▼▼▼
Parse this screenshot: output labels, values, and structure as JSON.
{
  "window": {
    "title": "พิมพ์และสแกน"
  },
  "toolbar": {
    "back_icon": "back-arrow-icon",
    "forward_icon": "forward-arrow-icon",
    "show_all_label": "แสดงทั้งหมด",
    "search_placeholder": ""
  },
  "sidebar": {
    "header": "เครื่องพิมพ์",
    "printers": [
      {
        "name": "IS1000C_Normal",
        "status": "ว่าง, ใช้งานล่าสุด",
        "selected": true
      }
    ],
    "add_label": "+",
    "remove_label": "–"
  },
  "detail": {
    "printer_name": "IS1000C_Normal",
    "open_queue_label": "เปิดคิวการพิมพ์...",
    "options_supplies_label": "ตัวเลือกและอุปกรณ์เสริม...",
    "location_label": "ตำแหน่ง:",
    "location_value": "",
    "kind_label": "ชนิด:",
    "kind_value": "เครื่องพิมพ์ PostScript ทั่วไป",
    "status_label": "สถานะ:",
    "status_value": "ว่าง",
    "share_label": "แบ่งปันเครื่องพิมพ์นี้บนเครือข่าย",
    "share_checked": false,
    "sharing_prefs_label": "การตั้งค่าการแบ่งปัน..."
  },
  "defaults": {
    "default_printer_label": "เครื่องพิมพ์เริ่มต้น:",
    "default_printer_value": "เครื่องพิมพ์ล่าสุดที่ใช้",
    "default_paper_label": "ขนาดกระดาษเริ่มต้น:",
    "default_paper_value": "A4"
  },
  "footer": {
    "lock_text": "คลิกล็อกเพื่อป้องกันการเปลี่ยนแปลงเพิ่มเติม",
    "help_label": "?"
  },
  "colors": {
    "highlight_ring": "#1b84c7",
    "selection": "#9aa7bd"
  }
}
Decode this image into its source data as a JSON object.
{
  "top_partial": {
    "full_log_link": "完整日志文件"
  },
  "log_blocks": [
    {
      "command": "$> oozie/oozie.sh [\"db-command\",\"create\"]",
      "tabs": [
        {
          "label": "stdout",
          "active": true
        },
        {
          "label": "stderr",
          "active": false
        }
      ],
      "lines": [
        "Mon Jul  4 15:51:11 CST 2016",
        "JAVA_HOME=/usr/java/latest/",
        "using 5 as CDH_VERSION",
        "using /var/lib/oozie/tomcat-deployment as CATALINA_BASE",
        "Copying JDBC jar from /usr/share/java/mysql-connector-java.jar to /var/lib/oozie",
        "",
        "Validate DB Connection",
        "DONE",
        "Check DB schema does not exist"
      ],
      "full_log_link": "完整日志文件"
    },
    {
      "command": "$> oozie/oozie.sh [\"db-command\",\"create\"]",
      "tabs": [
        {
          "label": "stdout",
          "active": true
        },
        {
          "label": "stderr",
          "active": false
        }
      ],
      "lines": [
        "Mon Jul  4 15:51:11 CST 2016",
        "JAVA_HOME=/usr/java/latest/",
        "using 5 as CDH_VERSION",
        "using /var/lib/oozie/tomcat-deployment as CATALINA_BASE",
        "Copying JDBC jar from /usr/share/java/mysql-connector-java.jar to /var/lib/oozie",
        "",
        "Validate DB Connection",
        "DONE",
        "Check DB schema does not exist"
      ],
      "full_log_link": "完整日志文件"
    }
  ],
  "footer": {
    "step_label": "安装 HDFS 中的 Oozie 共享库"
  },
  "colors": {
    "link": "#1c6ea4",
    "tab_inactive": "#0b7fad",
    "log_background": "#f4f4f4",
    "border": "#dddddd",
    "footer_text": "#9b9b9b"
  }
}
▲▲▲
Copy each entry exactly, with nothing added or dropped.

* _EXERCISE RESULT_:
Parse this screenshot: output labels, values, and structure as JSON.
{
  "window": {
    "title": "พิมพ์และสแกน"
  },
  "toolbar": {
    "back_icon": "back-arrow-icon",
    "forward_icon": "forward-arrow-icon",
    "show_all_label": "แสดงทั้งหมด",
    "search_placeholder": ""
  },
  "sidebar": {
    "header": "เครื่องพิมพ์",
    "printers": [
      {
        "name": "IS1000C_Normal",
        "status": "ว่าง, ใช้งานล่าสุด",
        "selected": true
      }
    ],
    "add_label": "+",
    "remove_label": "–"
  },
  "detail": {
    "printer_name": "IS1000C_Normal",
    "open_queue_label": "เปิดคิวการพิมพ์...",
    "options_supplies_label": "ตัวเลือกและอุปกรณ์เสริม...",
    "location_label": "ตำแหน่ง:",
    "location_value": "",
    "kind_label": "ชนิด:",
    "kind_value": "เครื่องพิมพ์ PostScript ทั่วไป",
    "status_label": "สถานะ:",
    "status_value": "ว่าง",
    "share_label": "แบ่งปันเครื่องพิมพ์นี้บนเครือข่าย",
    "share_checked": false,
    "sharing_prefs_label": "การตั้งค่าการแบ่งปัน..."
  },
  "defaults": {
    "default_printer_label": "เครื่องพิมพ์เริ่มต้น:",
    "default_printer_value": "เครื่องพิมพ์ล่าสุดที่ใช้",
    "default_paper_label": "ขนาดกระดาษเริ่มต้น:",
    "default_paper_value": "A4"
  },
  "footer": {
    "lock_text": "คลิกล็อกเพื่อป้องกันการเปลี่ยนแปลงเพิ่มเติม",
    "help_label": "?"
  },
  "colors": {
    "highlight_ring": "#1b84c7",
    "selection": "#9aa7bd"
  }
}
Decode this image into its source data as a JSON object.
{
  "top_partial": {
    "full_log_link": "完整日志文件"
  },
  "log_blocks": [
    {
      "command": "$> oozie/oozie.sh [\"db-command\",\"create\"]",
      "tabs": [
        {
          "label": "stdout",
          "active": true
        },
        {
          "label": "stderr",
          "active": false
        }
      ],
      "lines": [
        "Mon Jul  4 15:51:11 CST 2016",
        "JAVA_HOME=/usr/java/latest/",
        "using 5 as CDH_VERSION",
        "using /var/lib/oozie/tomcat-deployment as CATALINA_BASE",
        "Copying JDBC jar from /usr/share/java/mysql-connector-java.jar to /var/lib/oozie",
        "",
        "Validate DB Connection",
        "DONE",
        "Check DB schema does not exist"
      ],
      "full_log_link": "完整日志文件"
    },
    {
      "command": "$> oozie/oozie.sh [\"db-command\",\"create\"]",
      "tabs": [
        {
          "label": "stdout",
          "active": true
        },
        {
          "label": "stderr",
          "active": false
        }
      ],
      "lines": [
        "Mon Jul  4 15:51:11 CST 2016",
        "JAVA_HOME=/usr/java/latest/",
        "using 5 as CDH_VERSION",
        "using /var/lib/oozie/tomcat-deployment as CATALINA_BASE",
        "Copying JDBC jar from /usr/share/java/mysql-connector-java.jar to /var/lib/oozie",
        "",
        "Validate DB Connection",
        "DONE",
        "Check DB schema does not exist"
      ],
      "full_log_link": "完整日志文件"
    }
  ],
  "footer": {
    "step_label": "安装 HDFS 中的 Oozie 共享库"
  },
  "colors": {
    "link": "#1c6ea4",
    "tab_inactive": "#0b7fad",
    "log_background": "#f4f4f4",
    "border": "#dddddd",
    "footer_text": "#9b9b9b"
  }
}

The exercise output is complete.